+++ Stored data

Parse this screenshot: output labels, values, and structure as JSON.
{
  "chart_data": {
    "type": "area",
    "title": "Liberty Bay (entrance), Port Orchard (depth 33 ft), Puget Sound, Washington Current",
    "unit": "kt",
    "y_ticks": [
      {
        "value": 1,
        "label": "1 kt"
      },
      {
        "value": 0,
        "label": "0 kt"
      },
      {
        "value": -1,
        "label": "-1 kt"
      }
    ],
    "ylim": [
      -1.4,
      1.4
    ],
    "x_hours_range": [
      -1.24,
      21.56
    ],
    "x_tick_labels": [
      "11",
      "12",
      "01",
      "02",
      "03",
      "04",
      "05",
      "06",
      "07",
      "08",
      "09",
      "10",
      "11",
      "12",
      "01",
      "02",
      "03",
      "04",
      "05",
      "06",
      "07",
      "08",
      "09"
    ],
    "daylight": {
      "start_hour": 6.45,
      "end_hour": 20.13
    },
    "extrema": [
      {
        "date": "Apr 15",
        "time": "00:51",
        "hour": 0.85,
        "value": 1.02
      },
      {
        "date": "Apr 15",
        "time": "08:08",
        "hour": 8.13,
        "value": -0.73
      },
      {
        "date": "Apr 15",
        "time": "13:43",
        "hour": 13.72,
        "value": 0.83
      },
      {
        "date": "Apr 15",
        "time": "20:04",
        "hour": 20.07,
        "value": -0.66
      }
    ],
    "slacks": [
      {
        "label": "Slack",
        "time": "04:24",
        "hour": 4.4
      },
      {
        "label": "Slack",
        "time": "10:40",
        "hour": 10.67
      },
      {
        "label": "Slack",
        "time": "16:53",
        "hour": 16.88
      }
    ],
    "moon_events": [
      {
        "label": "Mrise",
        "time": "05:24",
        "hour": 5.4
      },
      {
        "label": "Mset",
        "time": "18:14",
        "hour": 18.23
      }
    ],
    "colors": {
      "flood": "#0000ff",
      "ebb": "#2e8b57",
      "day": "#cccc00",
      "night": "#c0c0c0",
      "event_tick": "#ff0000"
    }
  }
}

++++++

_Problem description:_
Check each line of the data above for the word "time" and say how many lines have it. Give the number alone.

_Answer to this problem:_
9